> **Task details**
Please retype the records from their first line through the line containing "fraction-numerator: 1 — [192, 647, 206, 659]", including that line, and leave every line unchanged.

> **Provided records**
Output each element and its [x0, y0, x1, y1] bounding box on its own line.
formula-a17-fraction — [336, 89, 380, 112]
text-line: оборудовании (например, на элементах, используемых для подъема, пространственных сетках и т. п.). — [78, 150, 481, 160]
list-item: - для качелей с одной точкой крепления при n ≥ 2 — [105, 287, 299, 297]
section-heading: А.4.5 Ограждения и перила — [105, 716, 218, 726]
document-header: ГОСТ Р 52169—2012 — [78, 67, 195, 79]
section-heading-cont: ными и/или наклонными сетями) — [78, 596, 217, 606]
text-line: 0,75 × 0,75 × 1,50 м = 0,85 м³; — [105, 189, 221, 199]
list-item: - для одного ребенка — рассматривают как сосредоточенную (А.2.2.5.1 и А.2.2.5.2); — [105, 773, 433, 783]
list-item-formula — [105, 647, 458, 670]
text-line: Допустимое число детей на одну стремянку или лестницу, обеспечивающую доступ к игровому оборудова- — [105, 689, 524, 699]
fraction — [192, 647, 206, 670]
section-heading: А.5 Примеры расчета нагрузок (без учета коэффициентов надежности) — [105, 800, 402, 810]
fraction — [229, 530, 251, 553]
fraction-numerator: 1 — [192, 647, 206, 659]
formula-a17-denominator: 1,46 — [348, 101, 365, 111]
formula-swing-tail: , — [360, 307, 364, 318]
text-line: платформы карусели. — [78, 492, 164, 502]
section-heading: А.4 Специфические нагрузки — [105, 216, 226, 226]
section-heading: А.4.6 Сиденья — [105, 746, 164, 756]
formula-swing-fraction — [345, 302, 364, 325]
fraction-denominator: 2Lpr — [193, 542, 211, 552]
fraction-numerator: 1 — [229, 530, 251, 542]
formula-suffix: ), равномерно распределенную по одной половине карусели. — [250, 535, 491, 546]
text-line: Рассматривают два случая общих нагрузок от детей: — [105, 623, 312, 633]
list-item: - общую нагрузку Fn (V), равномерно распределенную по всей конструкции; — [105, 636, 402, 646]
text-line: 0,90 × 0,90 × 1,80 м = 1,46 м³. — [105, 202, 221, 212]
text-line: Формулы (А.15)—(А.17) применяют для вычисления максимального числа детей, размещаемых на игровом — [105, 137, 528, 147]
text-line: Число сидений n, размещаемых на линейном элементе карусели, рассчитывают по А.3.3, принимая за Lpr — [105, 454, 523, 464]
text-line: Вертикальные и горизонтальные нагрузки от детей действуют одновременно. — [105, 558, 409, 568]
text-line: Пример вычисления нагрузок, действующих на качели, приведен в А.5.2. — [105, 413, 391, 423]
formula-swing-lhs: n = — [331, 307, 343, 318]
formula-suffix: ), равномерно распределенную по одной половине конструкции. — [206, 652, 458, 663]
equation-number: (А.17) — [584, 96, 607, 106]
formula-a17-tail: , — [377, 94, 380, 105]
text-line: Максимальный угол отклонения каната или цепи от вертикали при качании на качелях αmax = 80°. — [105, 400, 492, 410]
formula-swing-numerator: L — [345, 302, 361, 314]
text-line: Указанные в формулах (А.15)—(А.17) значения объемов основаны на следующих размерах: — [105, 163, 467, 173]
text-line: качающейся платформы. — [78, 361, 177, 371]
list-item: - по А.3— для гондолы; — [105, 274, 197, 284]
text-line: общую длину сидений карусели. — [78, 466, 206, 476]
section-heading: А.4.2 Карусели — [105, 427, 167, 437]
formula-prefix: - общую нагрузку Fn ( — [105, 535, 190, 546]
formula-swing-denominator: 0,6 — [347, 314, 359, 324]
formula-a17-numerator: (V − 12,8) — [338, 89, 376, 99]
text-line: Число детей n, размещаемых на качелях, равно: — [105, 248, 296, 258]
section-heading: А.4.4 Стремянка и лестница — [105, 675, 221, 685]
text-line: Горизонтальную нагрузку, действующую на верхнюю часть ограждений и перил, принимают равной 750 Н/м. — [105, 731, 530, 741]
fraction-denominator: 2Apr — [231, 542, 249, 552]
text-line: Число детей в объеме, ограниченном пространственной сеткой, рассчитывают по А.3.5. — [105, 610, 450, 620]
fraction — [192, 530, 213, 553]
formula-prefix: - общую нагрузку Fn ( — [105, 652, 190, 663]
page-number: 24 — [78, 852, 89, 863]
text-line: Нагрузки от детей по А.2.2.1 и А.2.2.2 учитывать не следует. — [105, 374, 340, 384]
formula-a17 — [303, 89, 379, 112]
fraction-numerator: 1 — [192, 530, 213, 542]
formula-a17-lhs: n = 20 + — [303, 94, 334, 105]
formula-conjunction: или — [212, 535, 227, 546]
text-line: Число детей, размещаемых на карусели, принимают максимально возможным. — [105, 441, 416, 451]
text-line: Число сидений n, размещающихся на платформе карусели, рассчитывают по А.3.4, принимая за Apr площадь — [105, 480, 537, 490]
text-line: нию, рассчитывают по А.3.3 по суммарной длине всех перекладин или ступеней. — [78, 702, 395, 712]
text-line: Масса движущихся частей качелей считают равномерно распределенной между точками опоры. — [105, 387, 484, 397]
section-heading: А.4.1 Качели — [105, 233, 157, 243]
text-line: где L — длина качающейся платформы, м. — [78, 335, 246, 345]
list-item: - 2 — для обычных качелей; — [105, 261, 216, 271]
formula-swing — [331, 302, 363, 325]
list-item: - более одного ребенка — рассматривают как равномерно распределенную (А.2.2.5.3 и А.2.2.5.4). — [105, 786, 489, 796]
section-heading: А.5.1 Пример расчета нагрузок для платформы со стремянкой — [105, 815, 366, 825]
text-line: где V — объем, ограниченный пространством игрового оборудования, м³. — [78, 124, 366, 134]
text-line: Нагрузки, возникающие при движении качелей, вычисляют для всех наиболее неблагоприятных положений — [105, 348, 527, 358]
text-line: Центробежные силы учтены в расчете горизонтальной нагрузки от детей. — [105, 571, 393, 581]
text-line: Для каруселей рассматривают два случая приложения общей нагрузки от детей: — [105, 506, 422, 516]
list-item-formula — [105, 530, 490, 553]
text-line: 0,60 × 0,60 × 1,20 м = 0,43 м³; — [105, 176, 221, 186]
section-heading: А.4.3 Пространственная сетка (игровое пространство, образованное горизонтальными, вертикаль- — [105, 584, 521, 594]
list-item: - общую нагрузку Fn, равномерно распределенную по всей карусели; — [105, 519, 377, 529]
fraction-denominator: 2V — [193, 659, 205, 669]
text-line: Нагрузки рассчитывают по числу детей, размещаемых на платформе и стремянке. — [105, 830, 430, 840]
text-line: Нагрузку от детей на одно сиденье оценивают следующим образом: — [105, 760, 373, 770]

> **Exercise output**
Output each element and its [x0, y0, x1, y1] bounding box on its own line.
formula-a17-fraction — [336, 89, 380, 112]
text-line: оборудовании (например, на элементах, используемых для подъема, пространственных сетках и т. п.). — [78, 150, 481, 160]
list-item: - для качелей с одной точкой крепления при n ≥ 2 — [105, 287, 299, 297]
section-heading: А.4.5 Ограждения и перила — [105, 716, 218, 726]
document-header: ГОСТ Р 52169—2012 — [78, 67, 195, 79]
section-heading-cont: ными и/или наклонными сетями) — [78, 596, 217, 606]
text-line: 0,75 × 0,75 × 1,50 м = 0,85 м³; — [105, 189, 221, 199]
list-item: - для одного ребенка — рассматривают как сосредоточенную (А.2.2.5.1 и А.2.2.5.2); — [105, 773, 433, 783]
list-item-formula — [105, 647, 458, 670]
text-line: Допустимое число детей на одну стремянку или лестницу, обеспечивающую доступ к игровому оборудова- — [105, 689, 524, 699]
fraction — [192, 647, 206, 670]
section-heading: А.5 Примеры расчета нагрузок (без учета коэффициентов надежности) — [105, 800, 402, 810]
fraction — [229, 530, 251, 553]
fraction-numerator: 1 — [192, 647, 206, 659]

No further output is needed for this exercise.